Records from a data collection
>>>>
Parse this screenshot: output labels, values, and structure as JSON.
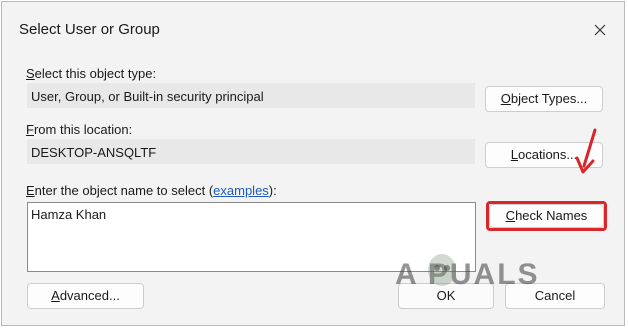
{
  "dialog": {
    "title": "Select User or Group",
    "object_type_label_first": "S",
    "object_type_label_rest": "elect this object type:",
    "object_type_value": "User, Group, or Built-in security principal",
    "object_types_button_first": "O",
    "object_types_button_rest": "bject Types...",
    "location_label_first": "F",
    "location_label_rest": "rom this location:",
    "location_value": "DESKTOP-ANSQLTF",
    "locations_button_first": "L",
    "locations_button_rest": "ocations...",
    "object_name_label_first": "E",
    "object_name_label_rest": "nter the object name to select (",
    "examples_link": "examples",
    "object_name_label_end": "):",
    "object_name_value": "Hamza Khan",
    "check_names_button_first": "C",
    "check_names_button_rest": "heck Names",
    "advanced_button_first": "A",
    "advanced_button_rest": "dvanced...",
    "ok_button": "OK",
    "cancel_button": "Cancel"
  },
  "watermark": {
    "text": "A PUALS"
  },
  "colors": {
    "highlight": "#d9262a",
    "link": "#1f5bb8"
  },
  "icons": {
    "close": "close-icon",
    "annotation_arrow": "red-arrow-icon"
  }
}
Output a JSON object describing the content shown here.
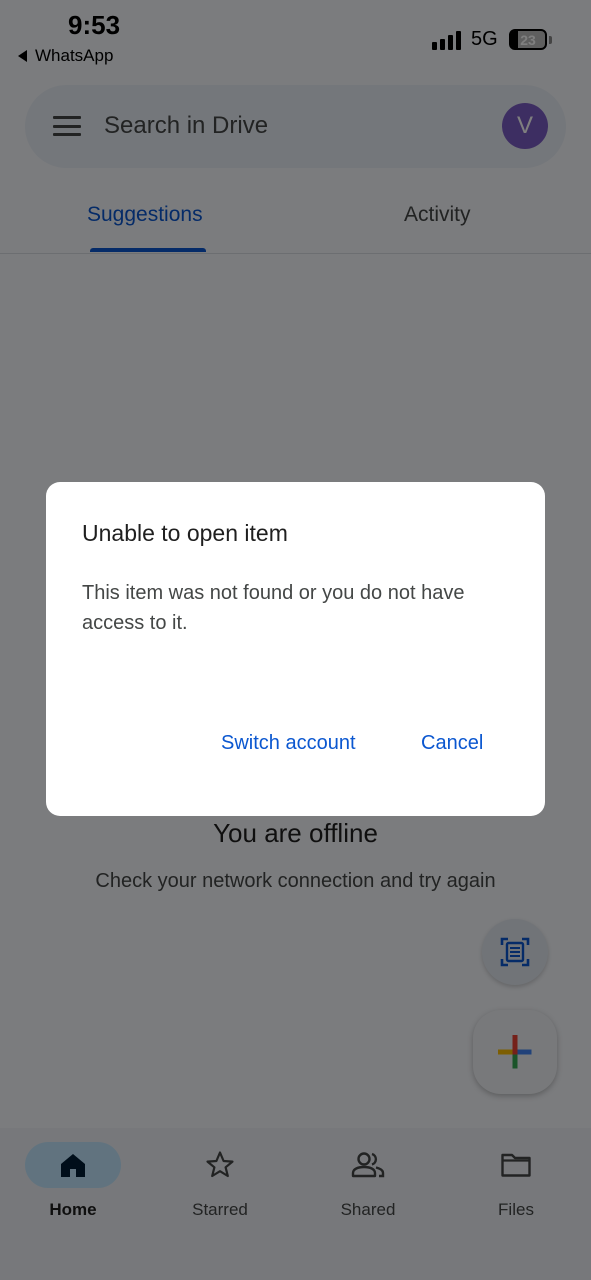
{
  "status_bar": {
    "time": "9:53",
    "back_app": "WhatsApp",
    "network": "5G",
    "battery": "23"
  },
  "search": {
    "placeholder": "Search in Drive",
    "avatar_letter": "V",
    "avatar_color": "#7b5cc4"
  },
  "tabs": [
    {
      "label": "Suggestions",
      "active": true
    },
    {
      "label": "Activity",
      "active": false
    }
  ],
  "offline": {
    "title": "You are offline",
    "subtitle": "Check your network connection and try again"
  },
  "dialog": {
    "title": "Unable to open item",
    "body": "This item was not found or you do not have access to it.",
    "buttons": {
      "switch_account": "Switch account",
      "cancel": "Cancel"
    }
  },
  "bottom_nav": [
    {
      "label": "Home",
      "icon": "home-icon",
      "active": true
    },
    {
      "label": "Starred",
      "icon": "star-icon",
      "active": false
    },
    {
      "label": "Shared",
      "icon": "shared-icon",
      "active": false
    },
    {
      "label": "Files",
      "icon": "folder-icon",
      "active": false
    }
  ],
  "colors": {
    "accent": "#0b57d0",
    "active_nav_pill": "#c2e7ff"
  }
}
<<<<
The problem:
Please write out all of the material above without changing a word, and omit any pictures.

Answer to the exercise:
Parse this screenshot: output labels, values, and structure as JSON.
{
  "dialog": {
    "title": "Select User or Group",
    "object_type_label_first": "S",
    "object_type_label_rest": "elect this object type:",
    "object_type_value": "User, Group, or Built-in security principal",
    "object_types_button_first": "O",
    "object_types_button_rest": "bject Types...",
    "location_label_first": "F",
    "location_label_rest": "rom this location:",
    "location_value": "DESKTOP-ANSQLTF",
    "locations_button_first": "L",
    "locations_button_rest": "ocations...",
    "object_name_label_first": "E",
    "object_name_label_rest": "nter the object name to select (",
    "examples_link": "examples",
    "object_name_label_end": "):",
    "object_name_value": "Hamza Khan",
    "check_names_button_first": "C",
    "check_names_button_rest": "heck Names",
    "advanced_button_first": "A",
    "advanced_button_rest": "dvanced...",
    "ok_button": "OK",
    "cancel_button": "Cancel"
  },
  "watermark": {
    "text": "A PUALS"
  },
  "colors": {
    "highlight": "#d9262a",
    "link": "#1f5bb8"
  },
  "icons": {
    "close": "close-icon",
    "annotation_arrow": "red-arrow-icon"
  }
}
Output a JSON object describing the content shown here.
{
  "status_bar": {
    "time": "9:53",
    "back_app": "WhatsApp",
    "network": "5G",
    "battery": "23"
  },
  "search": {
    "placeholder": "Search in Drive",
    "avatar_letter": "V",
    "avatar_color": "#7b5cc4"
  },
  "tabs": [
    {
      "label": "Suggestions",
      "active": true
    },
    {
      "label": "Activity",
      "active": false
    }
  ],
  "offline": {
    "title": "You are offline",
    "subtitle": "Check your network connection and try again"
  },
  "dialog": {
    "title": "Unable to open item",
    "body": "This item was not found or you do not have access to it.",
    "buttons": {
      "switch_account": "Switch account",
      "cancel": "Cancel"
    }
  },
  "bottom_nav": [
    {
      "label": "Home",
      "icon": "home-icon",
      "active": true
    },
    {
      "label": "Starred",
      "icon": "star-icon",
      "active": false
    },
    {
      "label": "Shared",
      "icon": "shared-icon",
      "active": false
    },
    {
      "label": "Files",
      "icon": "folder-icon",
      "active": false
    }
  ],
  "colors": {
    "accent": "#0b57d0",
    "active_nav_pill": "#c2e7ff"
  }
}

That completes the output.